What to work on = Summarize the article below on newspaper coverage of the stock market collapse in two sentences.

Excerpt provided =

Why Downing Street's spinners should be scared of the Mirror and (yes) the Express

Who’d be a Treasury minister amid this mess? Or a Square Mile spin doctor? Well, OK — the aforementioned people made their bed long ago. Now they’re going to have to lie in it.

Yesterday, The Sun missed a trick with a front page splash entitled “Crash, Bang, Wallop.” This appeared to suggest that the stock market’s collapse was just another joyride at Alton Towers. Or a scary ghost story.

Cheap thrills are quickly forgotten. Accordingly, this morning, The Bun devoted front page space to Chelsea, Liverpool, Jamie Oliver, Gordon Brown and a Marine crippled in Afghanistan. Apparently, the markets no longer exist.

It was the Daily Mirror that opened up a vein of anti-City sentiment that was yearning to see the light of day.

Next to a psychotic-looking Dick Fuld (chief executive of Lehman Brothers), the headline read: “Gorilla Of Greed”. The copy explained:

This is the super-rich banker known as the Gorilla whose greedy bungling will send our mortgage bills spiraling again.

This morning, The Daily Express has taken the Mirror‘s hint and improved on it. The headline? “Don’t let the spivs destroy Britain”.

There is mounting anger in Middle Britain at the excesses of the City of London where huge fortunes have been made by bankers on the back of reckless gambles with the life savings of small investors.

Unless action is taken to stop all these spivs in their tracks, decent people will lose faith in the dynamism of free enterprise and the moral imperative of striving for self-reliance.

It is a horrible thought but the greed of a few bankers and corporate fat cats could hand an undeserved lifeline to the failed creed of State socialism. It must not be allowed to happen.

From the opposite end of the political spectrum to the Mirror, this sounds rather like something from Weimar Germany, circa 1933. (A place and time well-known to Lord Beaverbrook.)

Are both ends closing in upon the middle ground occupied by Gordon Brown and the regulators? Perhaps.

It’s still early days, though. You can tell this because the Mail is playing with the populist urge, but restraining it, too. This morning, the paper published a piece under the headline: “Spivs, sharks and why the champagne corks were popping on Meltdown Monday”.

Paul Bracchi’s colour piece focuses upon “a group of men in expensive suits” eating at Caprice on Sunday night.

The copy is littered with pictures of Michael Douglas as Gordon Gekko — and the 90s vintage City boy traders known as the Flaming Ferraris.

These days, both seem as threatening as the contents of a Take That CD. But the Mail‘s copy does succeed in painting the guests at Le Caprice as the kind of grotesque magnates who populated German Expressionist canvases in the 1920s and 1930s.

Predictably, the diners were holding Blackberrys. According to Bracchi, they were checking up on news about the “impending collapse of the world’s fourth biggest investment bank”.

Le Caprice is in Mayfair. And Mayfair is home to half the hedge funds in London. Bracchi continues:

Unlike almost everyone else, they wanted Lehmans to crash; hence, the febrile atmosphere around their table. By the time they had drunk their last bottle of bubbly they knew they were about to make a killing.

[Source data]
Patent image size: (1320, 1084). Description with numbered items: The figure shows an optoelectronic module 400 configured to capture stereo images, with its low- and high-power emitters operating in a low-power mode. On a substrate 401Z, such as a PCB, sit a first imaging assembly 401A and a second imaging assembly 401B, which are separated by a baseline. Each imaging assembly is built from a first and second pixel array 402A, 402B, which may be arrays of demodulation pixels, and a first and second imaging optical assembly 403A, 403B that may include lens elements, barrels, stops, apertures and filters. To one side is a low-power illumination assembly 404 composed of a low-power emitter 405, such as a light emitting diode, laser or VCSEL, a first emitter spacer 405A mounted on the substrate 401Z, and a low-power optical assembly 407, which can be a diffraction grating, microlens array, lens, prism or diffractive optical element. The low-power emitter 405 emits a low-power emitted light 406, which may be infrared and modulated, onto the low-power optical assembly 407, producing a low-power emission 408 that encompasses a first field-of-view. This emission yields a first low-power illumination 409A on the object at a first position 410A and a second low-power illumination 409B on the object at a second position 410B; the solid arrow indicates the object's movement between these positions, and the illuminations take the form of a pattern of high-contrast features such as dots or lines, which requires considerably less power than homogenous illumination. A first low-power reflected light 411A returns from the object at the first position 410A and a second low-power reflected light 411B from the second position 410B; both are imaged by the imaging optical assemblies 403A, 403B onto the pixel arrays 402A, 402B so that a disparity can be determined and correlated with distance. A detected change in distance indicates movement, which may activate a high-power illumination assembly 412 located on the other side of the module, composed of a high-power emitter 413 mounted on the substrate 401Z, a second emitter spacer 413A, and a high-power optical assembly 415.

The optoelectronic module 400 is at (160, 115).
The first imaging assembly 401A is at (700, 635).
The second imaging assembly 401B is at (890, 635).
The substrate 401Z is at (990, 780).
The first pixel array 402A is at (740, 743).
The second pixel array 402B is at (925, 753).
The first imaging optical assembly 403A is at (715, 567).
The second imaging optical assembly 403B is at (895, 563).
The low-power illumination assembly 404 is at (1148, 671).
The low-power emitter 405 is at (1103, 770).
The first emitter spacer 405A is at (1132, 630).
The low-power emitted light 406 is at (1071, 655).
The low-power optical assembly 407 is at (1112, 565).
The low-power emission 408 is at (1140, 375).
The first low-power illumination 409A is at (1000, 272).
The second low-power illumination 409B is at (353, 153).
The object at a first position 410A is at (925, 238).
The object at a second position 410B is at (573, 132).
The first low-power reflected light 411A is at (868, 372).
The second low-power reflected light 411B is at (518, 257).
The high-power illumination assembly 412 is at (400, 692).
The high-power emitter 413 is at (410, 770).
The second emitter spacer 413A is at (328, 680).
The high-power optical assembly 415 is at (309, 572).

Response below = The Daily Mirror opened up anti-City sentiment with its "Gorilla Of Greed" front page on Lehman Brothers chief executive Dick Fuld, and the Daily Express followed with "Don't let the spivs destroy Britain." Meanwhile, The Sun moved on from its "Crash, Bang, Wallop" splash to other front-page stories, and the Mail both played with and restrained the populist urge in a piece by Paul Bracchi on diners at Le Caprice in Mayfair who, he writes, wanted Lehmans to crash and knew they would make a killing.